Short task - Look for the string "corte" and copy every line that has it.

--

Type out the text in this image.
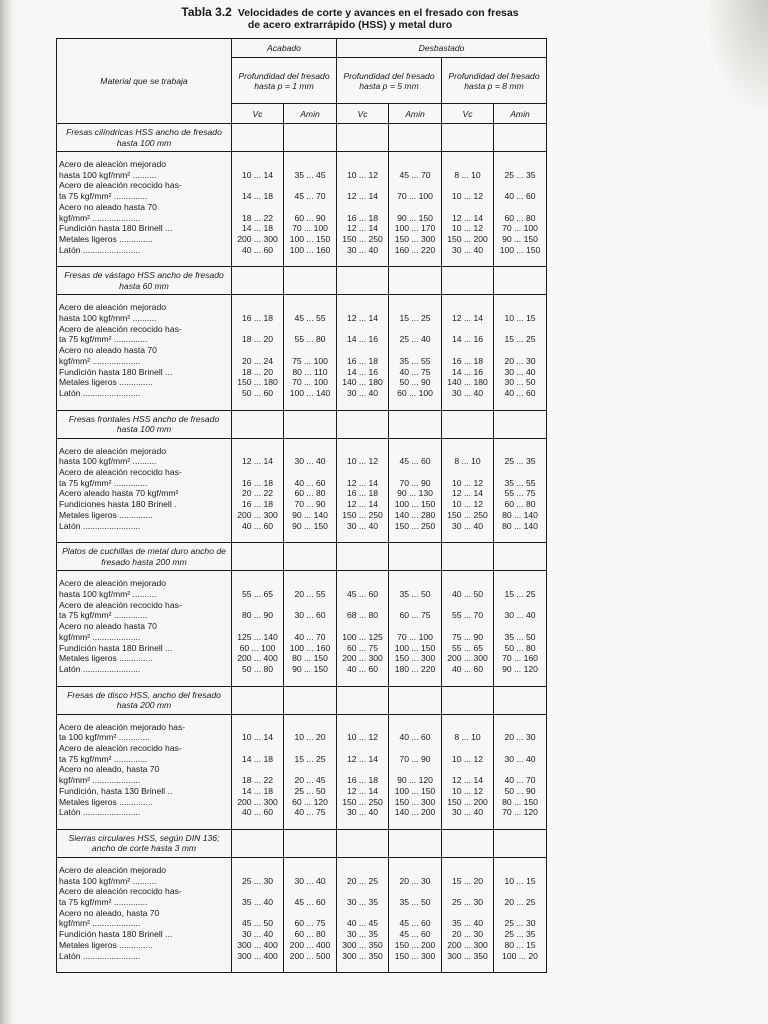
Tabla 3.2 Velocidades de corte y avances en el fresado con fresas
de acero extrarrápido (HSS) y metal duro
Material que se trabaja	Acabado		Desbastado			
	Profundidad del fresado hasta p = 1 mm		Profundidad del fresado hasta p = 5 mm		Profundidad del fresado hasta p = 8 mm	
	Vc	Amin	Vc	Amin	Vc	Amin
Fresas cilíndricas HSS ancho de fresado hasta 100 mm						

Acero de aleación mejorado						
hasta 100 kgf/mm² ..........	10 ... 14	35 ... 45	10 ... 12	45 ... 70	8 ... 10	25 ... 35
Acero de aleación recocido has-						
ta 75 kgf/mm² ..............	14 ... 18	45 ... 70	12 ... 14	70 ... 100	10 ... 12	40 ... 60
Acero no aleado hasta 70						
kgf/mm² ....................	18 ... 22	60 ... 90	16 ... 18	90 ... 150	12 ... 14	60 ... 80
Fundición hasta 180 Brinell ...	14 ... 18	70 ... 100	12 ... 14	100 ... 170	10 ... 12	70 ... 100
Metales ligeros ..............	200 ... 300	100 ... 150	150 ... 250	150 ... 300	150 ... 200	90 ... 150
Latón ........................	40 ... 60	100 ... 160	30 ... 40	160 ... 220	30 ... 40	100 ... 150

Fresas de vástago HSS ancho de fresado hasta 60 mm						

Acero de aleación mejorado						
hasta 100 kgf/mm² ..........	16 ... 18	45 ... 55	12 ... 14	15 ... 25	12 ... 14	10 ... 15
Acero de aleación recocido has-						
ta 75 kgf/mm² ..............	18 ... 20	55 ... 80	14 ... 16	25 ... 40	14 ... 16	15 ... 25
Acero no aleado hasta 70						
kgf/mm² ....................	20 ... 24	75 ... 100	16 ... 18	35 ... 55	16 ... 18	20 ... 30
Fundición hasta 180 Brinell ...	18 ... 20	80 ... 110	14 ... 16	40 ... 75	14 ... 16	30 ... 40
Metales ligeros ..............	150 ... 180	70 ... 100	140 ... 180	50 ... 90	140 ... 180	30 ... 50
Latón ........................	50 ... 60	100 ... 140	30 ... 40	60 ... 100	30 ... 40	40 ... 60

Fresas frontales HSS ancho de fresado hasta 100 mm						

Acero de aleación mejorado						
hasta 100 kgf/mm² ..........	12 ... 14	30 ... 40	10 ... 12	45 ... 60	8 ... 10	25 ... 35
Acero de aleación recocido has-						
ta 75 kgf/mm² ..............	16 ... 18	40 ... 60	12 ... 14	70 ... 90	10 ... 12	35 ... 55
Acero aleado hasta 70 kgf/mm²	20 ... 22	60 ... 80	16 ... 18	90 ... 130	12 ... 14	55 ... 75
Fundiciones hasta 180 Brinell .	16 ... 18	70 ... 90	12 ... 14	100 ... 150	10 ... 12	60 ... 80
Metales ligeros ..............	200 ... 300	90 ... 140	150 ... 250	140 ... 280	150 ... 250	80 ... 140
Latón ........................	40 ... 60	90 ... 150	30 ... 40	150 ... 250	30 ... 40	80 ... 140

Platos de cuchillas de metal duro ancho de fresado hasta 200 mm						

Acero de aleación mejorado						
hasta 100 kgf/mm² ..........	55 ... 65	20 ... 55	45 ... 60	35 ... 50	40 ... 50	15 ... 25
Acero de aleación recocido has-						
ta 75 kgf/mm² ..............	80 ... 90	30 ... 60	68 ... 80	60 ... 75	55 ... 70	30 ... 40
Acero no aleado hasta 70						
kgf/mm² ....................	125 ... 140	40 ... 70	100 ... 125	70 ... 100	75 ... 90	35 ... 50
Fundición hasta 180 Brinell ...	60 ... 100	100 ... 160	60 ... 75	100 ... 150	55 ... 65	50 ... 80
Metales ligeros ..............	200 ... 400	80 ... 150	200 ... 300	150 ... 300	200 ... 300	70 ... 160
Latón ........................	50 ... 80	90 ... 150	40 ... 60	180 ... 220	40 ... 60	90 ... 120

Fresas de disco HSS, ancho del fresado hasta 200 mm						

Acero de aleación mejorado has-						
ta 100 kgf/mm² .............	10 ... 14	10 ... 20	10 ... 12	40 ... 60	8 ... 10	20 ... 30
Acero de aleación recocido has-						
ta 75 kgf/mm² ..............	14 ... 18	15 ... 25	12 ... 14	70 ... 90	10 ... 12	30 ... 40
Acero no aleado, hasta 70						
kgf/mm² ....................	18 ... 22	20 ... 45	16 ... 18	90 ... 120	12 ... 14	40 ... 70
Fundición, hasta 130 Brinell ..	14 ... 18	25 ... 50	12 ... 14	100 ... 150	10 ... 12	50 ... 90
Metales ligeros ..............	200 ... 300	60 ... 120	150 ... 250	150 ... 300	150 ... 200	80 ... 150
Latón ........................	40 ... 60	40 ... 75	30 ... 40	140 ... 200	30 ... 40	70 ... 120

Sierras circulares HSS, según DIN 136; ancho de corte hasta 3 mm						

Acero de aleación mejorado						
hasta 100 kgf/mm² ..........	25 ... 30	30 ... 40	20 ... 25	20 ... 30	15 ... 20	10 ... 15
Acero de aleación recocido has-						
ta 75 kgf/mm² ..............	35 ... 40	45 ... 60	30 ... 35	35 ... 50	25 ... 30	20 ... 25
Acero no aleado, hasta 70						
kgf/mm² ....................	45 ... 50	60 ... 75	40 ... 45	45 ... 60	35 ... 40	25 ... 30
Fundición hasta 180 Brinell ...	30 ... 40	60 ... 80	30 ... 35	45 ... 60	20 ... 30	25 ... 35
Metales ligeros ..............	300 ... 400	200 ... 400	300 ... 350	150 ... 200	200 ... 300	80 ... 15
Latón ........................	300 ... 400	200 ... 500	300 ... 350	150 ... 300	300 ... 350	100 ... 20
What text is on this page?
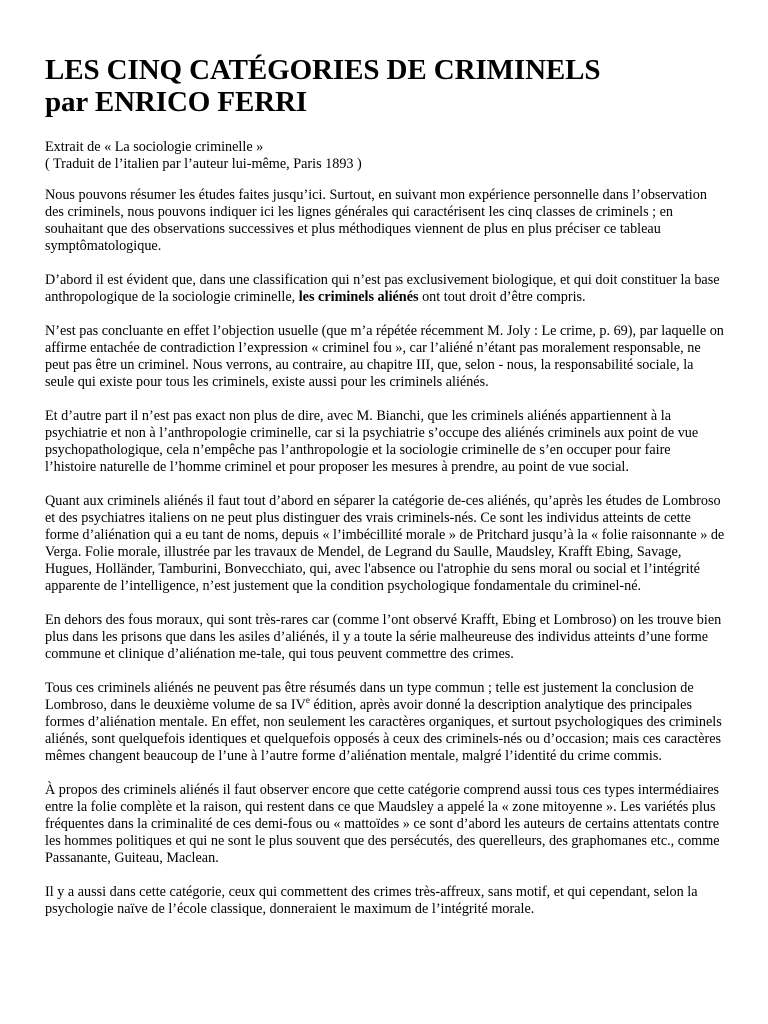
LES CINQ CATÉGORIES DE CRIMINELS
par ENRICO FERRI

Extrait de « La sociologie criminelle »
( Traduit de l’italien par l’auteur lui-même, Paris 1893 )

Nous pouvons résumer les études faites jusqu’ici. Surtout, en suivant mon expérience personnelle dans l’observation des criminels, nous pouvons indiquer ici les lignes générales qui caractérisent les cinq classes de criminels ; en souhaitant que des observations successives et plus méthodiques viennent de plus en plus préciser ce tableau symptômatologique.

D’abord il est évident que, dans une classification qui n’est pas exclusivement biologique, et qui doit constituer la base anthropologique de la sociologie criminelle, les criminels aliénés ont tout droit d’être compris.

N’est pas concluante en effet l’objection usuelle (que m’a répétée récemment M. Joly : Le crime, p. 69), par laquelle on affirme entachée de contradiction l’expression « criminel fou », car l’aliéné n’étant pas moralement responsable, ne peut pas être un criminel. Nous verrons, au contraire, au chapitre III, que, selon - nous, la responsabilité sociale, la seule qui existe pour tous les criminels, existe aussi pour les criminels aliénés.

Et d’autre part il n’est pas exact non plus de dire, avec M. Bianchi, que les criminels aliénés appartiennent à la psychiatrie et non à l’anthropologie criminelle, car si la psychiatrie s’occupe des aliénés criminels aux point de vue psychopathologique, cela n’empêche pas l’anthropologie et la sociologie criminelle de s’en occuper pour faire l’histoire naturelle de l’homme criminel et pour proposer les mesures à prendre, au point de vue social.

Quant aux criminels aliénés il faut tout d’abord en séparer la catégorie de-ces aliénés, qu’après les études de Lombroso et des psychiatres italiens on ne peut plus distinguer des vrais criminels-nés. Ce sont les individus atteints de cette forme d’aliénation qui a eu tant de noms, depuis « l’imbécillité morale » de Pritchard jusqu’à la « folie raisonnante » de Verga. Folie morale, illustrée par les travaux de Mendel, de Legrand du Saulle, Maudsley, Krafft Ebing, Savage, Hugues, Holländer, Tamburini, Bonvecchiato, qui, avec l'absence ou l'atrophie du sens moral ou social et l’intégrité apparente de l’intelligence, n’est justement que la condition psychologique fondamentale du criminel-né.

En dehors des fous moraux, qui sont très-rares car (comme l’ont observé Krafft, Ebing et Lombroso) on les trouve bien plus dans les prisons que dans les asiles d’aliénés, il y a toute la série malheureuse des individus atteints d’une forme commune et clinique d’aliénation me-tale, qui tous peuvent commettre des crimes.

Tous ces criminels aliénés ne peuvent pas être résumés dans un type commun ; telle est justement la conclusion de Lombroso, dans le deuxième volume de sa IVe édition, après avoir donné la description analytique des principales formes d’aliénation mentale. En effet, non seulement les caractères organiques, et surtout psychologiques des criminels aliénés, sont quelquefois identiques et quelquefois opposés à ceux des criminels-nés ou d’occasion; mais ces caractères mêmes changent beaucoup de l’une à l’autre forme d’aliénation mentale, malgré l’identité du crime commis.

À propos des criminels aliénés il faut observer encore que cette catégorie comprend aussi tous ces types intermédiaires entre la folie complète et la raison, qui restent dans ce que Maudsley a appelé la « zone mitoyenne ». Les variétés plus fréquentes dans la criminalité de ces demi-fous ou « mattoïdes » ce sont d’abord les auteurs de certains attentats contre les hommes politiques et qui ne sont le plus souvent que des persécutés, des querelleurs, des graphomanes etc., comme Passanante, Guiteau, Maclean.

Il y a aussi dans cette catégorie, ceux qui commettent des crimes très-affreux, sans motif, et qui cependant, selon la psychologie naïve de l’école classique, donneraient le maximum de l’intégrité morale.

--

Written response -
Tabla 3.2 Velocidades de corte y avances en el fresado con fresas
Sierras circulares HSS, según DIN 136; ancho de corte hasta 3 mm						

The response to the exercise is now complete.